### Exercise description
Write out each entry again. Keep every word exactly as it is.

### Data provided

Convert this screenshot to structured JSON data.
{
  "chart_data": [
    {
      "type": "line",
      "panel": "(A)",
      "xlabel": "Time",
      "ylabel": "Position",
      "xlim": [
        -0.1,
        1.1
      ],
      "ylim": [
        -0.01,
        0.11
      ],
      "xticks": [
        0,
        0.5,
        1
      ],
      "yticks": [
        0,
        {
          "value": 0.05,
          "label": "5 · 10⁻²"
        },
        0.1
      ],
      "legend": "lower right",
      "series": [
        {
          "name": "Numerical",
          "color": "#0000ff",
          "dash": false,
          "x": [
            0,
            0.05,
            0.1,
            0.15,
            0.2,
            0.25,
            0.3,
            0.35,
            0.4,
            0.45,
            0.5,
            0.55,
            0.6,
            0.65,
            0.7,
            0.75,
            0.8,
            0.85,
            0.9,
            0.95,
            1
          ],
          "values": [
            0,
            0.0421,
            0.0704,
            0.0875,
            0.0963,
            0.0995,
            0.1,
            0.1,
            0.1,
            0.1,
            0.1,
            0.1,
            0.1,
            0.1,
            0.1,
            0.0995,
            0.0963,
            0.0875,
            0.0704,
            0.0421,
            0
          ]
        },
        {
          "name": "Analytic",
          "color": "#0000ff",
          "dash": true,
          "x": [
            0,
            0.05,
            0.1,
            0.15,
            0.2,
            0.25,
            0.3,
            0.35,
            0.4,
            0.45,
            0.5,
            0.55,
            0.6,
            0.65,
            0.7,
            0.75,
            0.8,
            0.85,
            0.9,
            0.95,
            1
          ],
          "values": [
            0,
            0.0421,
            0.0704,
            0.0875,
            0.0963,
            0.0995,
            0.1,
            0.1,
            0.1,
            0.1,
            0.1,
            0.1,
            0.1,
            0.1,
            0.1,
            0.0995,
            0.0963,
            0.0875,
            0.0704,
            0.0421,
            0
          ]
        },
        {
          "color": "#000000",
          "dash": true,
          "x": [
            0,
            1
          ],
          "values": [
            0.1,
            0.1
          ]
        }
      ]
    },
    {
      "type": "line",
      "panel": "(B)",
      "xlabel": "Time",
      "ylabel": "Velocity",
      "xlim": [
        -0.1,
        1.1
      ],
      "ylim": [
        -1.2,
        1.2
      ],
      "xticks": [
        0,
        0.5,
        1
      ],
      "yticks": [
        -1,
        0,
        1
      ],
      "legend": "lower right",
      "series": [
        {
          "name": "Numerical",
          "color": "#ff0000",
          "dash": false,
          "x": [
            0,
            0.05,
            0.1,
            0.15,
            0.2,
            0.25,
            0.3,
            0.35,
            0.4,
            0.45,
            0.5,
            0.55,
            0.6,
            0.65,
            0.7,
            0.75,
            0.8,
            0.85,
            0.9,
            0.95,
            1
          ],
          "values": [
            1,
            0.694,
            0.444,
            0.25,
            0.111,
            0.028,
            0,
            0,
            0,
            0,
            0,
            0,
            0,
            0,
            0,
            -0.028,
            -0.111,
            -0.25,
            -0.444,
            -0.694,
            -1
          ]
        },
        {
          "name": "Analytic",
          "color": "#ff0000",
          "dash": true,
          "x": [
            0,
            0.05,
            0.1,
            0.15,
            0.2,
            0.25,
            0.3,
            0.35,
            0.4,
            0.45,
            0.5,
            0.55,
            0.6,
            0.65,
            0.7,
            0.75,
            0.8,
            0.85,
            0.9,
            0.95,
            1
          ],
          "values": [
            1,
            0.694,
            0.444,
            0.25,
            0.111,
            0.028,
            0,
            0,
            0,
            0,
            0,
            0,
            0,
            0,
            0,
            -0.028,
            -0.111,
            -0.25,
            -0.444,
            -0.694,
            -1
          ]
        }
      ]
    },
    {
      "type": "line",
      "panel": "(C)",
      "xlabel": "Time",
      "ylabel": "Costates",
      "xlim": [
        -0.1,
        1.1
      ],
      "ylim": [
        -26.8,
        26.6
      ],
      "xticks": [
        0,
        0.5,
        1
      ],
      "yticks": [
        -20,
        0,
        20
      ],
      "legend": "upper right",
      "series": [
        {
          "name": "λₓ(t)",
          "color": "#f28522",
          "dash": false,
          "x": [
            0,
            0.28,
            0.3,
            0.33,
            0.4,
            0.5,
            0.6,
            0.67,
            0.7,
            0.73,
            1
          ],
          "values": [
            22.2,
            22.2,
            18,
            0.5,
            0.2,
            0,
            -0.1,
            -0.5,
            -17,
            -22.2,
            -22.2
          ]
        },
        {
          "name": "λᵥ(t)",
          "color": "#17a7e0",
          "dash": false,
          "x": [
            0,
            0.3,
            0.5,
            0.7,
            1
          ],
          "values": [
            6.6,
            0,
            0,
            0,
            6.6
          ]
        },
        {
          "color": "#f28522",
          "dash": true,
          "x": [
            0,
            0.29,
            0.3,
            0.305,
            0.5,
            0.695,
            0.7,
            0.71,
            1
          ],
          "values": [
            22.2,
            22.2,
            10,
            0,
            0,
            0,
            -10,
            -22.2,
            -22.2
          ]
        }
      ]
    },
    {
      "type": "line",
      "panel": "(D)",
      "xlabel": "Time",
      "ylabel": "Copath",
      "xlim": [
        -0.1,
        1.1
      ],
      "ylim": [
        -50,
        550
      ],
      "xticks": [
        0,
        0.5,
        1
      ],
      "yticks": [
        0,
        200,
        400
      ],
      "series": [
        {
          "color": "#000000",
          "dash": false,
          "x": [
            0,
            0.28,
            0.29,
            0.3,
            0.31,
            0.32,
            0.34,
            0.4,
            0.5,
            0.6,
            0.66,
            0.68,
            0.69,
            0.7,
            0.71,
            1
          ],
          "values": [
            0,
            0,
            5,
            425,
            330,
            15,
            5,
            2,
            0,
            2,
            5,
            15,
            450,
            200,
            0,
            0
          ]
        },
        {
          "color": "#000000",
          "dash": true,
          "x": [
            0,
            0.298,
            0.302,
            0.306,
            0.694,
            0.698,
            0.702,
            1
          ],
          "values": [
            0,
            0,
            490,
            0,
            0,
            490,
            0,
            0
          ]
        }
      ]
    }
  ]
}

### Correct output
Convert this screenshot to structured JSON data.
{
  "chart_data": [
    {
      "type": "line",
      "panel": "(A)",
      "xlabel": "Time",
      "ylabel": "Position",
      "xlim": [
        -0.1,
        1.1
      ],
      "ylim": [
        -0.01,
        0.11
      ],
      "xticks": [
        0,
        0.5,
        1
      ],
      "yticks": [
        0,
        {
          "value": 0.05,
          "label": "5 · 10⁻²"
        },
        0.1
      ],
      "legend": "lower right",
      "series": [
        {
          "name": "Numerical",
          "color": "#0000ff",
          "dash": false,
          "x": [
            0,
            0.05,
            0.1,
            0.15,
            0.2,
            0.25,
            0.3,
            0.35,
            0.4,
            0.45,
            0.5,
            0.55,
            0.6,
            0.65,
            0.7,
            0.75,
            0.8,
            0.85,
            0.9,
            0.95,
            1
          ],
          "values": [
            0,
            0.0421,
            0.0704,
            0.0875,
            0.0963,
            0.0995,
            0.1,
            0.1,
            0.1,
            0.1,
            0.1,
            0.1,
            0.1,
            0.1,
            0.1,
            0.0995,
            0.0963,
            0.0875,
            0.0704,
            0.0421,
            0
          ]
        },
        {
          "name": "Analytic",
          "color": "#0000ff",
          "dash": true,
          "x": [
            0,
            0.05,
            0.1,
            0.15,
            0.2,
            0.25,
            0.3,
            0.35,
            0.4,
            0.45,
            0.5,
            0.55,
            0.6,
            0.65,
            0.7,
            0.75,
            0.8,
            0.85,
            0.9,
            0.95,
            1
          ],
          "values": [
            0,
            0.0421,
            0.0704,
            0.0875,
            0.0963,
            0.0995,
            0.1,
            0.1,
            0.1,
            0.1,
            0.1,
            0.1,
            0.1,
            0.1,
            0.1,
            0.0995,
            0.0963,
            0.0875,
            0.0704,
            0.0421,
            0
          ]
        },
        {
          "color": "#000000",
          "dash": true,
          "x": [
            0,
            1
          ],
          "values": [
            0.1,
            0.1
          ]
        }
      ]
    },
    {
      "type": "line",
      "panel": "(B)",
      "xlabel": "Time",
      "ylabel": "Velocity",
      "xlim": [
        -0.1,
        1.1
      ],
      "ylim": [
        -1.2,
        1.2
      ],
      "xticks": [
        0,
        0.5,
        1
      ],
      "yticks": [
        -1,
        0,
        1
      ],
      "legend": "lower right",
      "series": [
        {
          "name": "Numerical",
          "color": "#ff0000",
          "dash": false,
          "x": [
            0,
            0.05,
            0.1,
            0.15,
            0.2,
            0.25,
            0.3,
            0.35,
            0.4,
            0.45,
            0.5,
            0.55,
            0.6,
            0.65,
            0.7,
            0.75,
            0.8,
            0.85,
            0.9,
            0.95,
            1
          ],
          "values": [
            1,
            0.694,
            0.444,
            0.25,
            0.111,
            0.028,
            0,
            0,
            0,
            0,
            0,
            0,
            0,
            0,
            0,
            -0.028,
            -0.111,
            -0.25,
            -0.444,
            -0.694,
            -1
          ]
        },
        {
          "name": "Analytic",
          "color": "#ff0000",
          "dash": true,
          "x": [
            0,
            0.05,
            0.1,
            0.15,
            0.2,
            0.25,
            0.3,
            0.35,
            0.4,
            0.45,
            0.5,
            0.55,
            0.6,
            0.65,
            0.7,
            0.75,
            0.8,
            0.85,
            0.9,
            0.95,
            1
          ],
          "values": [
            1,
            0.694,
            0.444,
            0.25,
            0.111,
            0.028,
            0,
            0,
            0,
            0,
            0,
            0,
            0,
            0,
            0,
            -0.028,
            -0.111,
            -0.25,
            -0.444,
            -0.694,
            -1
          ]
        }
      ]
    },
    {
      "type": "line",
      "panel": "(C)",
      "xlabel": "Time",
      "ylabel": "Costates",
      "xlim": [
        -0.1,
        1.1
      ],
      "ylim": [
        -26.8,
        26.6
      ],
      "xticks": [
        0,
        0.5,
        1
      ],
      "yticks": [
        -20,
        0,
        20
      ],
      "legend": "upper right",
      "series": [
        {
          "name": "λₓ(t)",
          "color": "#f28522",
          "dash": false,
          "x": [
            0,
            0.28,
            0.3,
            0.33,
            0.4,
            0.5,
            0.6,
            0.67,
            0.7,
            0.73,
            1
          ],
          "values": [
            22.2,
            22.2,
            18,
            0.5,
            0.2,
            0,
            -0.1,
            -0.5,
            -17,
            -22.2,
            -22.2
          ]
        },
        {
          "name": "λᵥ(t)",
          "color": "#17a7e0",
          "dash": false,
          "x": [
            0,
            0.3,
            0.5,
            0.7,
            1
          ],
          "values": [
            6.6,
            0,
            0,
            0,
            6.6
          ]
        },
        {
          "color": "#f28522",
          "dash": true,
          "x": [
            0,
            0.29,
            0.3,
            0.305,
            0.5,
            0.695,
            0.7,
            0.71,
            1
          ],
          "values": [
            22.2,
            22.2,
            10,
            0,
            0,
            0,
            -10,
            -22.2,
            -22.2
          ]
        }
      ]
    },
    {
      "type": "line",
      "panel": "(D)",
      "xlabel": "Time",
      "ylabel": "Copath",
      "xlim": [
        -0.1,
        1.1
      ],
      "ylim": [
        -50,
        550
      ],
      "xticks": [
        0,
        0.5,
        1
      ],
      "yticks": [
        0,
        200,
        400
      ],
      "series": [
        {
          "color": "#000000",
          "dash": false,
          "x": [
            0,
            0.28,
            0.29,
            0.3,
            0.31,
            0.32,
            0.34,
            0.4,
            0.5,
            0.6,
            0.66,
            0.68,
            0.69,
            0.7,
            0.71,
            1
          ],
          "values": [
            0,
            0,
            5,
            425,
            330,
            15,
            5,
            2,
            0,
            2,
            5,
            15,
            450,
            200,
            0,
            0
          ]
        },
        {
          "color": "#000000",
          "dash": true,
          "x": [
            0,
            0.298,
            0.302,
            0.306,
            0.694,
            0.698,
            0.702,
            1
          ],
          "values": [
            0,
            0,
            490,
            0,
            0,
            490,
            0,
            0
          ]
        }
      ]
    }
  ]
}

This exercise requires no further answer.